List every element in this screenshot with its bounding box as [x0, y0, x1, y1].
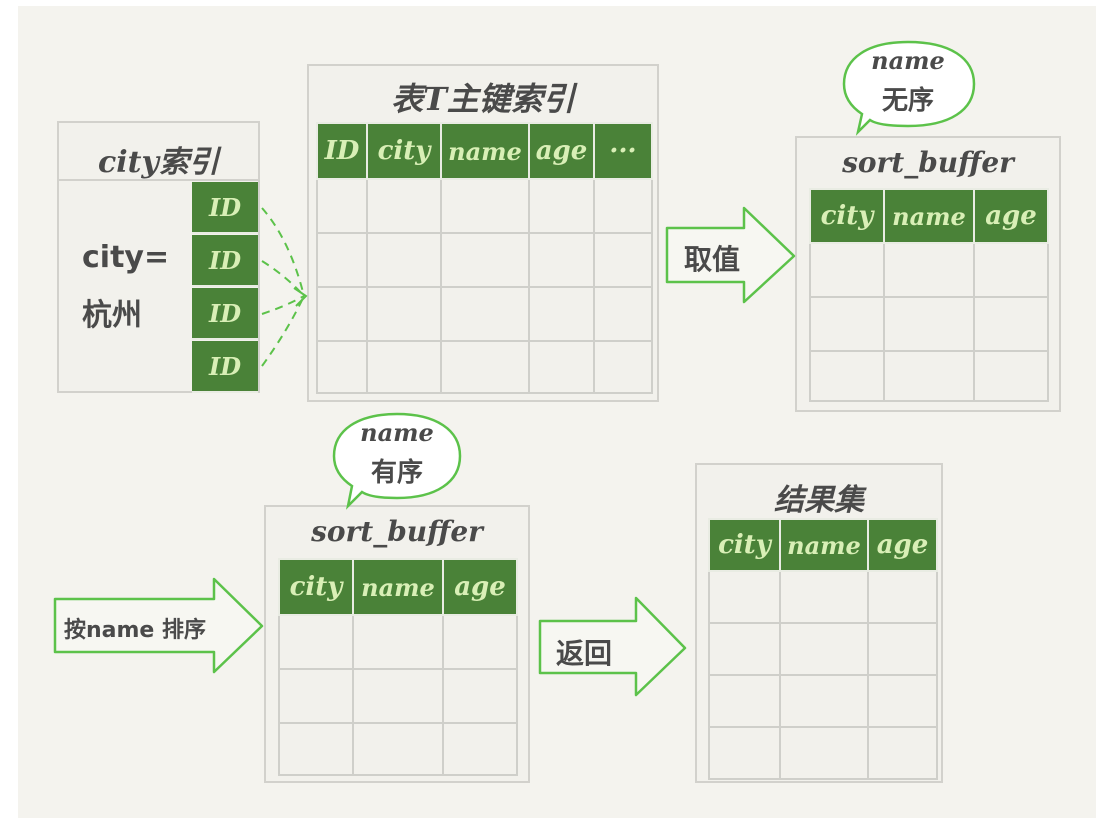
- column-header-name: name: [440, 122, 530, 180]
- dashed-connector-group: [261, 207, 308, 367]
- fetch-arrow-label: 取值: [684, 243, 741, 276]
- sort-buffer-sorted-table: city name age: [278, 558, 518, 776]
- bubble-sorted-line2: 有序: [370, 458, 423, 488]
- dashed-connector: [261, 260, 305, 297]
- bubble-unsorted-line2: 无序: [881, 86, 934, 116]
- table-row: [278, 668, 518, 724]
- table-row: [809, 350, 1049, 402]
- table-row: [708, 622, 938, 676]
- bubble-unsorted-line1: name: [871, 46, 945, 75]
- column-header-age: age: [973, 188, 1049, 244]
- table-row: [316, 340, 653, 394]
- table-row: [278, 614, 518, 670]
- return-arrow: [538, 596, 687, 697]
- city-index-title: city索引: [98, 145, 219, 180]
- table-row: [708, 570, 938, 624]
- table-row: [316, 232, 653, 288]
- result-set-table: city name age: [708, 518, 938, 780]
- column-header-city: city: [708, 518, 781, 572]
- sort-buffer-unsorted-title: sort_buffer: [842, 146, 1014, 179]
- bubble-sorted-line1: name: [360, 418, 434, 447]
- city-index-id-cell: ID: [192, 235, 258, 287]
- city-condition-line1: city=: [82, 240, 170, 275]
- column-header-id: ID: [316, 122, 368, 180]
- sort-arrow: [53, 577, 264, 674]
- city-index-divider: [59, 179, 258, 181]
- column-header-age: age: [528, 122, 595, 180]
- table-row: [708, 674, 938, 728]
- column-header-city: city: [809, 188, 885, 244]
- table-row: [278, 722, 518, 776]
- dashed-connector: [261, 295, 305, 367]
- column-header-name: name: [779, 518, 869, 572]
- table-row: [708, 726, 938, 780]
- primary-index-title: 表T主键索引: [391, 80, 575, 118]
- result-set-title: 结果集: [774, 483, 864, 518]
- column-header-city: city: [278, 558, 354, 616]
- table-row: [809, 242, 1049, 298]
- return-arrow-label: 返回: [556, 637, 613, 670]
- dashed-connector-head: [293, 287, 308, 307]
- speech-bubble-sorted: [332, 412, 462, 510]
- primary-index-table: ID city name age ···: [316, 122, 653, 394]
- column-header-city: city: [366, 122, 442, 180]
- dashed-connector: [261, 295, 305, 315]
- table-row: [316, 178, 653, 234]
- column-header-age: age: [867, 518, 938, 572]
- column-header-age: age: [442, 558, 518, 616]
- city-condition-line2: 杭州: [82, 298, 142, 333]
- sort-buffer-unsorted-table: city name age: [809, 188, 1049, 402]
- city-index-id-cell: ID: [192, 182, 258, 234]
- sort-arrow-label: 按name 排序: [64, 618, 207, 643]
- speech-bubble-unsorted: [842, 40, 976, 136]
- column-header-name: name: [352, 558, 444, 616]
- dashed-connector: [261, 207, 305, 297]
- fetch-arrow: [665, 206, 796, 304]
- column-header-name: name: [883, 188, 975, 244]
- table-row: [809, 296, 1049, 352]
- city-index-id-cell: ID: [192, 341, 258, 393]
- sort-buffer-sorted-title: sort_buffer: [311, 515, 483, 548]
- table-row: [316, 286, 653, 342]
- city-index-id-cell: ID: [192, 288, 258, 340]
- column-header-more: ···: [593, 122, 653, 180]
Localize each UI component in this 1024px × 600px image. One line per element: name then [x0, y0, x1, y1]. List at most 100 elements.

┄┄┄┄┄┄

Rewrite the rows above, swapping every occurrence of "table-row" for "data-row" and keeping everything else unchanged. Omit the pictures from your answer.

List every element in this screenshot with its bounding box as [x0, y0, x1, y1].
- column-header-name: name: [440, 122, 530, 180]
- dashed-connector-group: [261, 207, 308, 367]
- fetch-arrow-label: 取值: [684, 243, 741, 276]
- sort-buffer-sorted-table: city name age: [278, 558, 518, 776]
- bubble-sorted-line2: 有序: [370, 458, 423, 488]
- dashed-connector: [261, 260, 305, 297]
- bubble-unsorted-line2: 无序: [881, 86, 934, 116]
- data-row: [278, 668, 518, 724]
- data-row: [809, 350, 1049, 402]
- data-row: [708, 622, 938, 676]
- bubble-unsorted-line1: name: [871, 46, 945, 75]
- column-header-age: age: [973, 188, 1049, 244]
- data-row: [316, 340, 653, 394]
- data-row: [278, 614, 518, 670]
- return-arrow: [538, 596, 687, 697]
- city-index-title: city索引: [98, 145, 219, 180]
- data-row: [708, 570, 938, 624]
- data-row: [316, 232, 653, 288]
- result-set-table: city name age: [708, 518, 938, 780]
- column-header-city: city: [708, 518, 781, 572]
- sort-buffer-unsorted-title: sort_buffer: [842, 146, 1014, 179]
- bubble-sorted-line1: name: [360, 418, 434, 447]
- city-index-id-cell: ID: [192, 235, 258, 287]
- city-condition-line1: city=: [82, 240, 170, 275]
- column-header-id: ID: [316, 122, 368, 180]
- sort-arrow: [53, 577, 264, 674]
- city-index-divider: [59, 179, 258, 181]
- column-header-age: age: [528, 122, 595, 180]
- data-row: [708, 674, 938, 728]
- column-header-city: city: [809, 188, 885, 244]
- data-row: [278, 722, 518, 776]
- dashed-connector: [261, 295, 305, 367]
- column-header-name: name: [779, 518, 869, 572]
- data-row: [708, 726, 938, 780]
- primary-index-title: 表T主键索引: [391, 80, 575, 118]
- result-set-title: 结果集: [774, 483, 864, 518]
- column-header-city: city: [278, 558, 354, 616]
- data-row: [809, 242, 1049, 298]
- return-arrow-label: 返回: [556, 637, 613, 670]
- dashed-connector-head: [293, 287, 308, 307]
- speech-bubble-sorted: [332, 412, 462, 510]
- primary-index-table: ID city name age ···: [316, 122, 653, 394]
- column-header-city: city: [366, 122, 442, 180]
- dashed-connector: [261, 295, 305, 315]
- data-row: [316, 178, 653, 234]
- column-header-age: age: [867, 518, 938, 572]
- column-header-age: age: [442, 558, 518, 616]
- city-condition-line2: 杭州: [82, 298, 142, 333]
- sort-buffer-unsorted-table: city name age: [809, 188, 1049, 402]
- city-index-id-cell: ID: [192, 182, 258, 234]
- sort-arrow-label: 按name 排序: [64, 618, 207, 643]
- speech-bubble-unsorted: [842, 40, 976, 136]
- column-header-name: name: [352, 558, 444, 616]
- dashed-connector: [261, 207, 305, 297]
- fetch-arrow: [665, 206, 796, 304]
- column-header-name: name: [883, 188, 975, 244]
- data-row: [809, 296, 1049, 352]
- city-index-id-cell: ID: [192, 341, 258, 393]
- sort-buffer-sorted-title: sort_buffer: [311, 515, 483, 548]
- data-row: [316, 286, 653, 342]
- city-index-id-cell: ID: [192, 288, 258, 340]
- column-header-more: ···: [593, 122, 653, 180]
Localize each UI component in this 1024px × 600px image. One line per element: name then [x0, y0, x1, y1]. List at most 100 elements.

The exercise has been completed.